What you have to do:
Among the entries below, count the lines that contain the word "menu". Write down only the total.
BEGIN Entries shown
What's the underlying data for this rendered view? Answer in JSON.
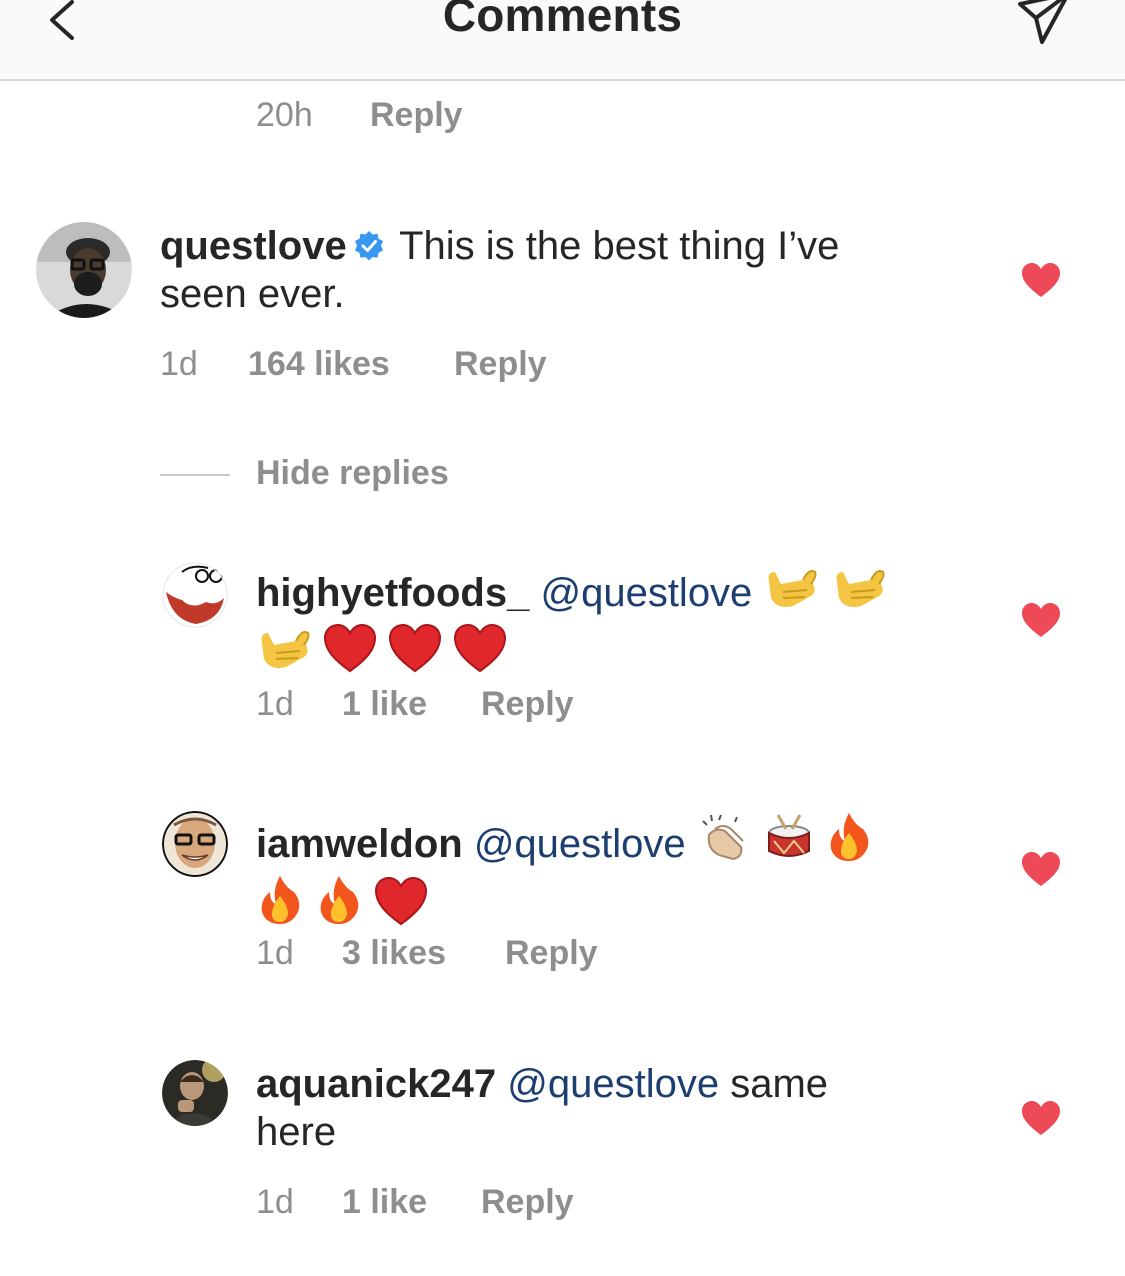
{
  "header": {
    "title": "Comments",
    "back_icon": "chevron-left-icon",
    "send_icon": "paper-plane-icon"
  },
  "previous_comment_meta": {
    "time": "20h",
    "reply": "Reply"
  },
  "main_comment": {
    "username": "questlove",
    "verified": true,
    "text_line1": "This is the best thing I’ve",
    "text_line2": "seen ever.",
    "time": "1d",
    "likes": "164 likes",
    "reply": "Reply",
    "liked": true
  },
  "hide_replies": "Hide replies",
  "replies": [
    {
      "username": "highyetfoods_",
      "mention": "@questlove",
      "text": "",
      "emojis": [
        "call-me-hand",
        "call-me-hand",
        "call-me-hand",
        "red-heart",
        "red-heart",
        "red-heart"
      ],
      "time": "1d",
      "likes": "1 like",
      "reply": "Reply",
      "liked": true
    },
    {
      "username": "iamweldon",
      "mention": "@questlove",
      "text": "",
      "emojis": [
        "clapping-hands",
        "drum",
        "fire",
        "fire",
        "fire",
        "red-heart"
      ],
      "time": "1d",
      "likes": "3 likes",
      "reply": "Reply",
      "liked": true
    },
    {
      "username": "aquanick247",
      "mention": "@questlove",
      "text_line1": "same",
      "text_line2": "here",
      "time": "1d",
      "likes": "1 like",
      "reply": "Reply",
      "liked": true
    }
  ],
  "colors": {
    "like_heart": "#ed4956",
    "mention": "#1d3e70",
    "meta_gray": "#8e8e8e",
    "verified_blue": "#3897f0"
  }
}
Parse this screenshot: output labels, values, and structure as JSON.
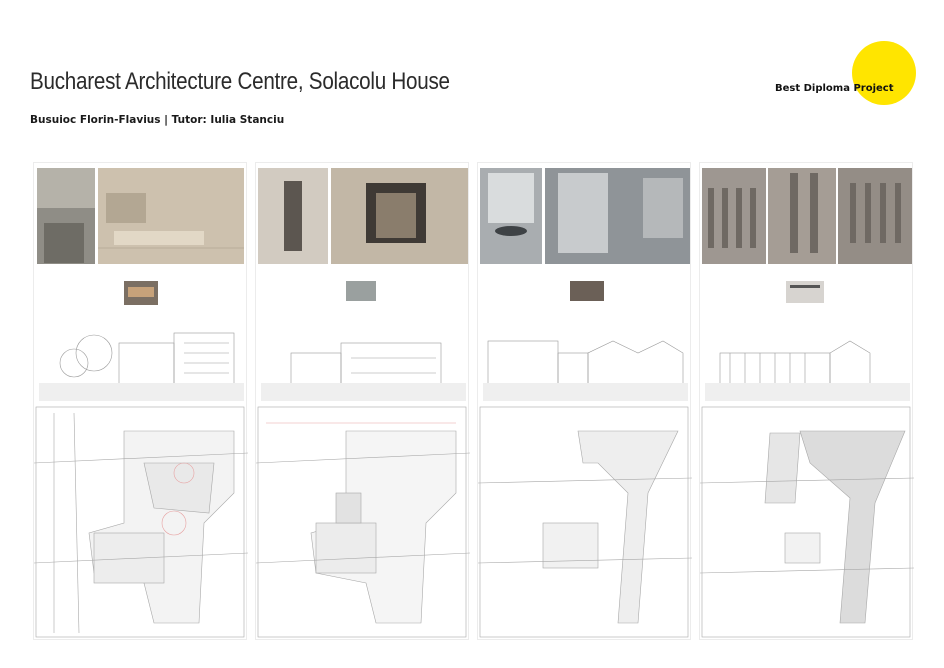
{
  "header": {
    "title": "Bucharest Architecture Centre, Solacolu House",
    "subtitle": "Busuioc Florin-Flavius | Tutor: Iulia Stanciu"
  },
  "badge": {
    "label": "Best Diploma Project",
    "color": "#FFE500"
  },
  "boards": [
    {
      "id": "board-1",
      "render_tone": "#c9bca8"
    },
    {
      "id": "board-2",
      "render_tone": "#b8aa96"
    },
    {
      "id": "board-3",
      "render_tone": "#8e9396"
    },
    {
      "id": "board-4",
      "render_tone": "#9a938c"
    }
  ]
}
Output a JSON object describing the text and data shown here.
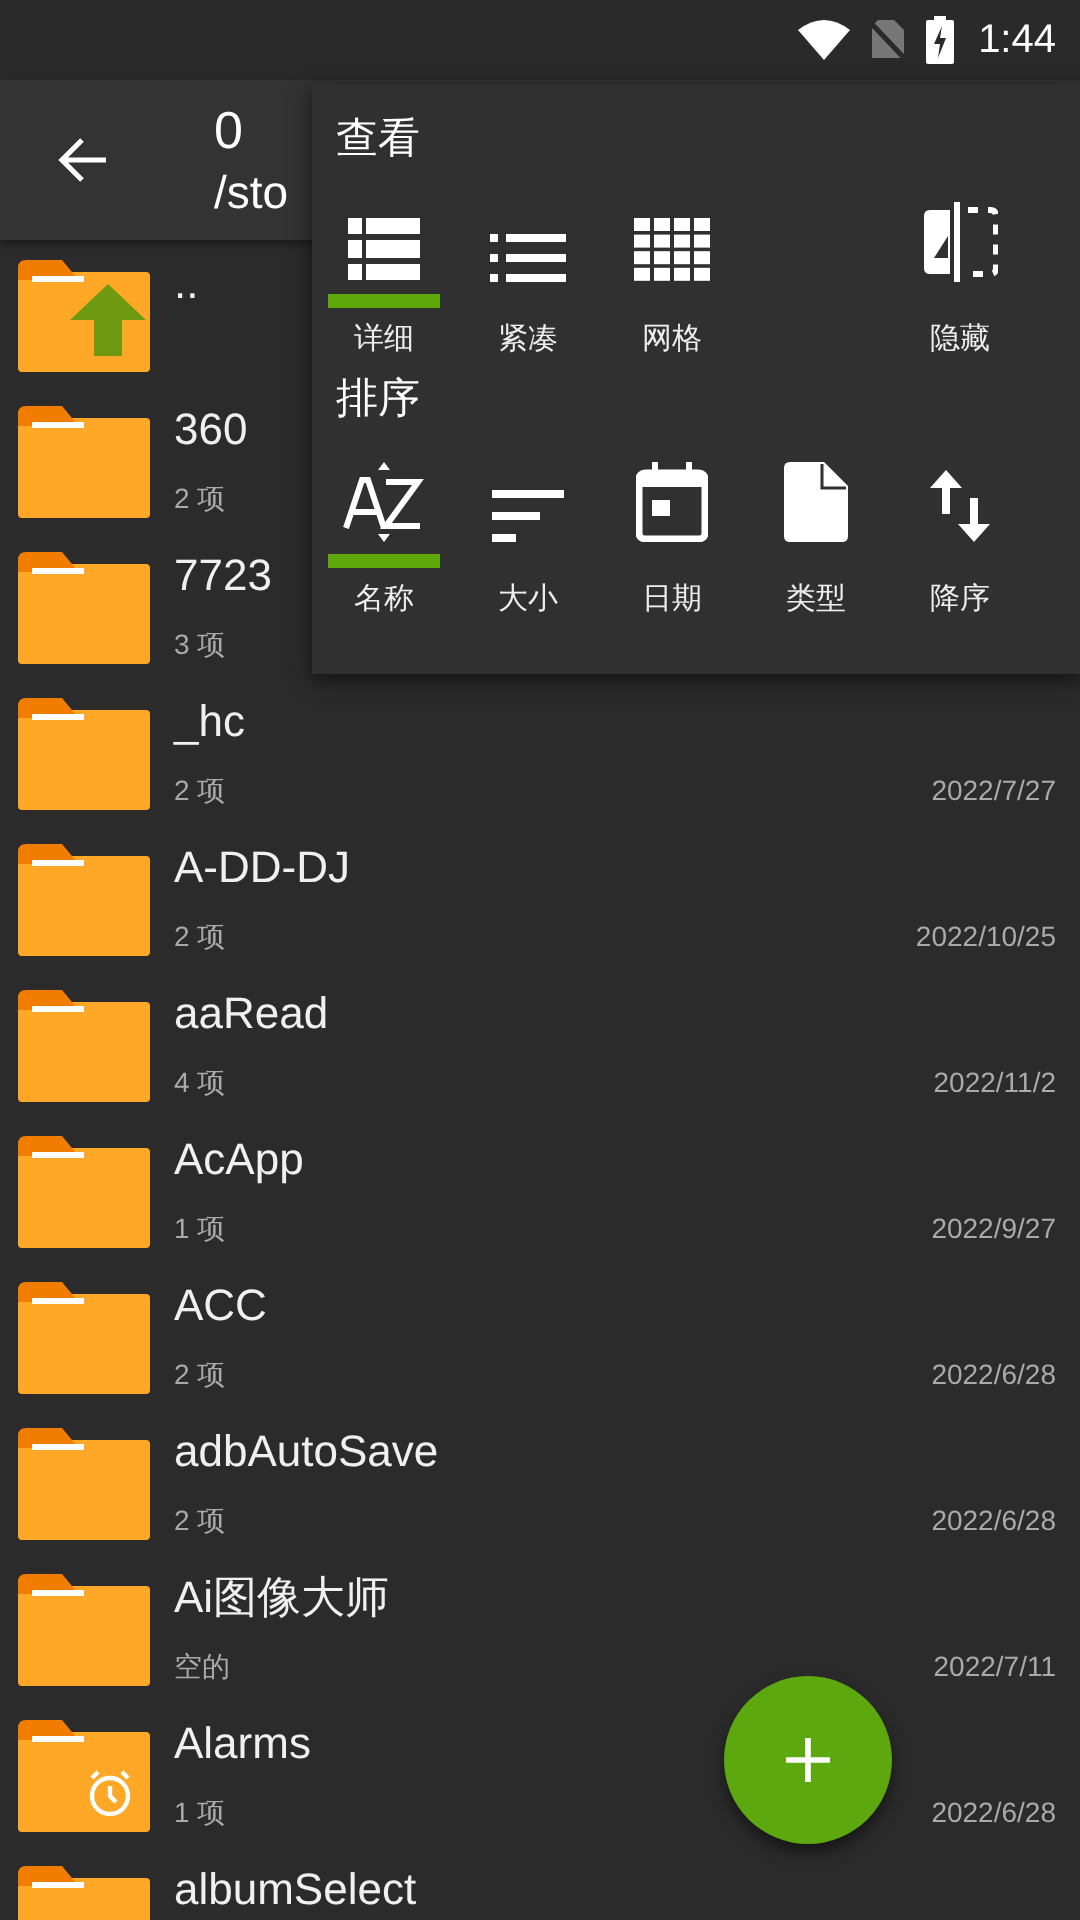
{
  "status_bar": {
    "time": "1:44"
  },
  "app_bar": {
    "title": "0",
    "path": "/sto"
  },
  "menu": {
    "view_title": "查看",
    "view_items": [
      {
        "label": "详细",
        "selected": true
      },
      {
        "label": "紧凑",
        "selected": false
      },
      {
        "label": "网格",
        "selected": false
      },
      {
        "label": "隐藏",
        "selected": false
      }
    ],
    "sort_title": "排序",
    "sort_items": [
      {
        "label": "名称",
        "selected": true
      },
      {
        "label": "大小",
        "selected": false
      },
      {
        "label": "日期",
        "selected": false
      },
      {
        "label": "类型",
        "selected": false
      },
      {
        "label": "降序",
        "selected": false
      }
    ]
  },
  "files": [
    {
      "kind": "up",
      "name": ".."
    },
    {
      "kind": "folder",
      "name": "360",
      "count": "2 项"
    },
    {
      "kind": "folder",
      "name": "7723",
      "count": "3 项"
    },
    {
      "kind": "folder",
      "name": "_hc",
      "count": "2 项",
      "date": "2022/7/27"
    },
    {
      "kind": "folder",
      "name": "A-DD-DJ",
      "count": "2 项",
      "date": "2022/10/25"
    },
    {
      "kind": "folder",
      "name": "aaRead",
      "count": "4 项",
      "date": "2022/11/2"
    },
    {
      "kind": "folder",
      "name": "AcApp",
      "count": "1 项",
      "date": "2022/9/27"
    },
    {
      "kind": "folder",
      "name": "ACC",
      "count": "2 项",
      "date": "2022/6/28"
    },
    {
      "kind": "folder",
      "name": "adbAutoSave",
      "count": "2 项",
      "date": "2022/6/28"
    },
    {
      "kind": "folder",
      "name": "Ai图像大师",
      "count": "空的",
      "date": "2022/7/11"
    },
    {
      "kind": "alarm",
      "name": "Alarms",
      "count": "1 项",
      "date": "2022/6/28"
    },
    {
      "kind": "folder",
      "name": "albumSelect"
    }
  ]
}
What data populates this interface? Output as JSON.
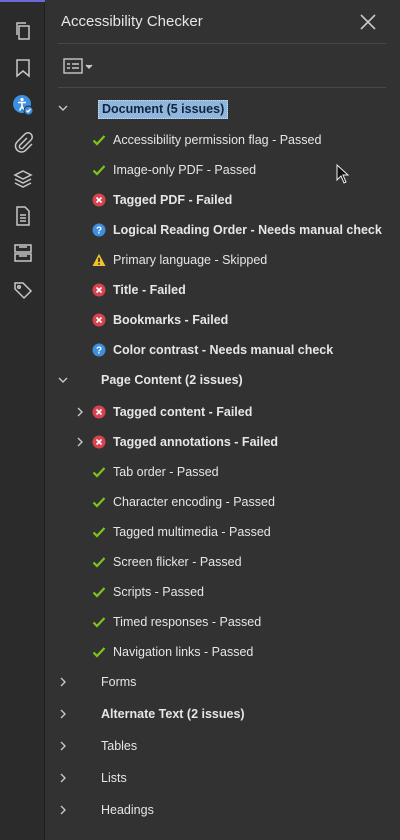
{
  "panel": {
    "title": "Accessibility Checker",
    "close_icon": "close-icon",
    "options_icon": "options-menu-icon"
  },
  "rail": [
    {
      "id": "pages",
      "icon": "pages-icon"
    },
    {
      "id": "bookmarks",
      "icon": "bookmark-icon"
    },
    {
      "id": "accessibility",
      "icon": "accessibility-check-icon",
      "active": true
    },
    {
      "id": "attachments",
      "icon": "paperclip-icon"
    },
    {
      "id": "layers",
      "icon": "layers-icon"
    },
    {
      "id": "content",
      "icon": "document-icon"
    },
    {
      "id": "order",
      "icon": "order-icon"
    },
    {
      "id": "tags",
      "icon": "tag-icon"
    }
  ],
  "colors": {
    "pass": "#7ec31f",
    "fail": "#d9434f",
    "info": "#3e8fe0",
    "warn": "#f2c12e",
    "selection": "#8fb6dd"
  },
  "tree": {
    "document": {
      "label": "Document (5 issues)",
      "items": [
        {
          "label": "Accessibility permission flag - Passed",
          "status": "pass"
        },
        {
          "label": "Image-only PDF - Passed",
          "status": "pass"
        },
        {
          "label": "Tagged PDF - Failed",
          "status": "fail"
        },
        {
          "label": "Logical Reading Order - Needs manual check",
          "status": "info"
        },
        {
          "label": "Primary language - Skipped",
          "status": "warn"
        },
        {
          "label": "Title - Failed",
          "status": "fail"
        },
        {
          "label": "Bookmarks - Failed",
          "status": "fail"
        },
        {
          "label": "Color contrast - Needs manual check",
          "status": "info"
        }
      ]
    },
    "page_content": {
      "label": "Page Content (2 issues)",
      "items": [
        {
          "label": "Tagged content - Failed",
          "status": "fail",
          "expandable": true
        },
        {
          "label": "Tagged annotations - Failed",
          "status": "fail",
          "expandable": true
        },
        {
          "label": "Tab order - Passed",
          "status": "pass"
        },
        {
          "label": "Character encoding - Passed",
          "status": "pass"
        },
        {
          "label": "Tagged multimedia - Passed",
          "status": "pass"
        },
        {
          "label": "Screen flicker - Passed",
          "status": "pass"
        },
        {
          "label": "Scripts - Passed",
          "status": "pass"
        },
        {
          "label": "Timed responses - Passed",
          "status": "pass"
        },
        {
          "label": "Navigation links - Passed",
          "status": "pass"
        }
      ]
    },
    "collapsed_sections": [
      {
        "label": "Forms"
      },
      {
        "label": "Alternate Text (2 issues)"
      },
      {
        "label": "Tables"
      },
      {
        "label": "Lists"
      },
      {
        "label": "Headings"
      }
    ]
  }
}
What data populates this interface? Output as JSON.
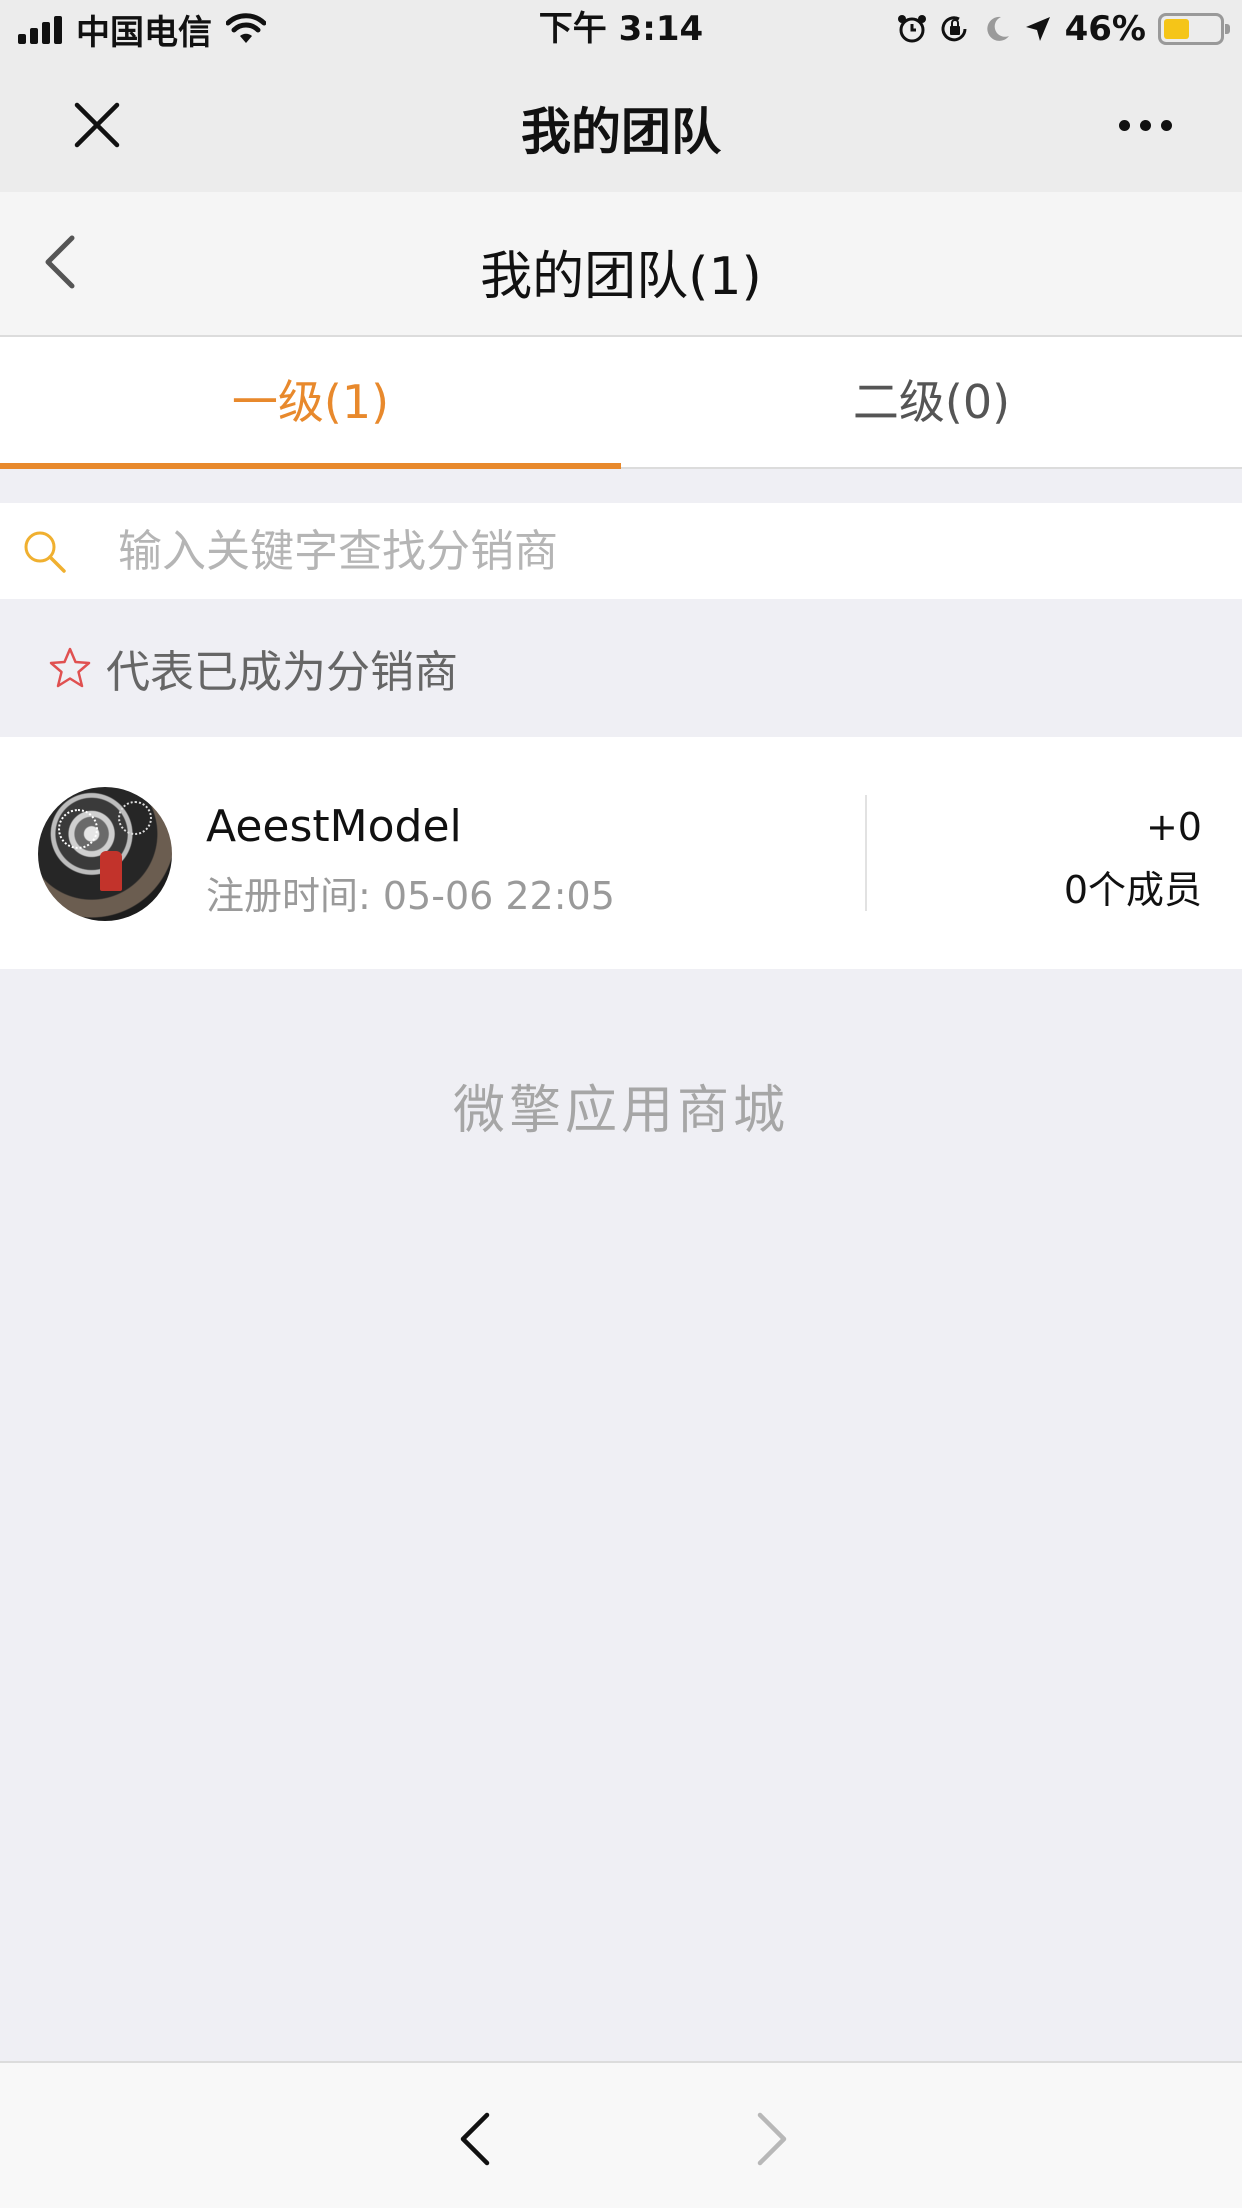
END Entries shown
Exercise answer:
2